*REQUIREMENTS:*
1) According to the text about the song "Feel Fine!", what position did it reach when it debuted on the Oricon weekly singles chart?
2) In the text about the song "Feel Fine!", retype the passage starting with "2002 single by" and going on through "was released later.".

Single by Mai Kuraki

from the album Fairy Tale
- Released: April 24, 2002
- Genre: J-pop
- Label: Giza Studio
- Songwriter(s): Mai Kuraki; Akihito Tokunaga;
- Producer(s): KANONJI

Mai Kuraki singles chronology
| "Winter Bells" (2000) | "Feel Fine!" (2002) | "Like a Star in the Night" (2002) |

Music video
- "Feel Fine!" on YouTube

= Feel Fine! =

2002 single by Mai Kuraki

"Feel Fine!" is a song by Japanese singer songwriter Mai Kuraki, taken from her third studio album Fairy Tale (2002). It was released on April 24, 2002 by Giza Studio, simultaneously with her first remix album Cool City Production Vol. 3 "Mai-K's Club Side". The song was written by Kuraki herself and Akihito Tokunaga and served as the commercial song to Shiseido's brand "Sea Breeze". The remixes of the song Cool City Production Vol. 4 "Mai-K" Feel Fine! was released later.

==Commercial performance==
"Feel Fine!" debuted at number two on the Oricon weekly singles chart. It has sold over 451,500 copies as of 2018 and been certificated double platinum by Recording Industry Association of Japan (RIAJ). It has been her sixth best-selling song and considered as one of her representative songs.

*EXTRACTED RECORDS:*
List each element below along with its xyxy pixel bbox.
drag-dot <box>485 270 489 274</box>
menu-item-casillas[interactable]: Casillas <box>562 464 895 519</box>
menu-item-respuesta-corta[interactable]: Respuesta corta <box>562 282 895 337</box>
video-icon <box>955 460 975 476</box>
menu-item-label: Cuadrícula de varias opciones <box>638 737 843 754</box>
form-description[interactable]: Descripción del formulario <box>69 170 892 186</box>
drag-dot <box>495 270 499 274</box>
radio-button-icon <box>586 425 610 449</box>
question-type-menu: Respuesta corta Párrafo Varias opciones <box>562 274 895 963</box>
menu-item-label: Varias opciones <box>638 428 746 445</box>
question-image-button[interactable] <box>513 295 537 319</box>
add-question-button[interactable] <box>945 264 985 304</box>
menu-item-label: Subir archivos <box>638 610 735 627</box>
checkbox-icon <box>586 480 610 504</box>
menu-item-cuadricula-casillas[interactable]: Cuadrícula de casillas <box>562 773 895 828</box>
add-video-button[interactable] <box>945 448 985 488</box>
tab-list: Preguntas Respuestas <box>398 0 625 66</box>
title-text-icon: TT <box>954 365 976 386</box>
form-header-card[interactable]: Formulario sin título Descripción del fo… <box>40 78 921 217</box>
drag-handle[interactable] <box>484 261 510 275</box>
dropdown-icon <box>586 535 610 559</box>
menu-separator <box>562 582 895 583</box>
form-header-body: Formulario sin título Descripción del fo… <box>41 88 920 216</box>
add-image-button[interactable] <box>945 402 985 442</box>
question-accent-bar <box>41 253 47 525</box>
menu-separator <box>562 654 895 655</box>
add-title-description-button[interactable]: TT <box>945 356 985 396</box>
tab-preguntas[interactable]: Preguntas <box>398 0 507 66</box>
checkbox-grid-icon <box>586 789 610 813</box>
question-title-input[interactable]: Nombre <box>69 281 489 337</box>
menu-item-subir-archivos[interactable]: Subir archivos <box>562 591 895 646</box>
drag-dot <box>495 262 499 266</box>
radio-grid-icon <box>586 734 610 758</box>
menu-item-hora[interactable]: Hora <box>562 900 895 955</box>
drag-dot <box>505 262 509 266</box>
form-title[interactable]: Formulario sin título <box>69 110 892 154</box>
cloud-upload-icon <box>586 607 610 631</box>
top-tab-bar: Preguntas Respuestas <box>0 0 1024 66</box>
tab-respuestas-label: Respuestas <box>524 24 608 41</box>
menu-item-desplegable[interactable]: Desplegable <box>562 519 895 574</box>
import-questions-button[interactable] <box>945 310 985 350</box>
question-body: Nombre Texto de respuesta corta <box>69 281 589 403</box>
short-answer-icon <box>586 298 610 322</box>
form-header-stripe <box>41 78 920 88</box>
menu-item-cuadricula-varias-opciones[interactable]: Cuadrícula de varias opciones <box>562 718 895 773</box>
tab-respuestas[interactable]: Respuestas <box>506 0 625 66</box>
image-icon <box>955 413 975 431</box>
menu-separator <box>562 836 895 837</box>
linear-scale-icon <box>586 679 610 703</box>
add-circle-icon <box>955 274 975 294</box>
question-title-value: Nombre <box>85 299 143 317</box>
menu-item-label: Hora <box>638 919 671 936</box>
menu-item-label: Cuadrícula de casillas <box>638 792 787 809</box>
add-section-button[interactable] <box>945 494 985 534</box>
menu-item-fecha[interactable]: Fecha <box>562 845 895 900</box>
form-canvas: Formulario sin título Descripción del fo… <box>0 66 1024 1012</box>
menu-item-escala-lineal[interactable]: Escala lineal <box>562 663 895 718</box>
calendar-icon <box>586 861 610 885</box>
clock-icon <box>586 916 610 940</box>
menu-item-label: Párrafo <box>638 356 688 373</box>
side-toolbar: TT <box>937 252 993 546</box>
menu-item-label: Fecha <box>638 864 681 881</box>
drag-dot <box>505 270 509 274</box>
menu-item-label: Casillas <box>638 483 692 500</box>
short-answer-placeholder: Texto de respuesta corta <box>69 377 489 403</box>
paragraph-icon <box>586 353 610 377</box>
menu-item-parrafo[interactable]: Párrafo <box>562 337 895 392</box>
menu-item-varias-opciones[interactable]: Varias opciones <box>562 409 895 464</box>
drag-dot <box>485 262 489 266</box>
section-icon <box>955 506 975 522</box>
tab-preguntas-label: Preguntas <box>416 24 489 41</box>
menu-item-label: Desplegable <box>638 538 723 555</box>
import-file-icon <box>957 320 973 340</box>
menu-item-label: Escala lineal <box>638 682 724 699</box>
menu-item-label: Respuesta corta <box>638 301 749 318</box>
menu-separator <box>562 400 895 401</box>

*SOLVED TASKS:*
1) Number two.

2)
2002 single by Mai Kuraki

"Feel Fine!" is a song by Japanese singer songwriter Mai Kuraki, taken from her third studio album Fairy Tale (2002). It was released on April 24, 2002 by Giza Studio, simultaneously with her first remix album Cool City Production Vol. 3 "Mai-K's Club Side". The song was written by Kuraki herself and Akihito Tokunaga and served as the commercial song to Shiseido's brand "Sea Breeze". The remixes of the song Cool City Production Vol. 4 "Mai-K" Feel Fine! was released later.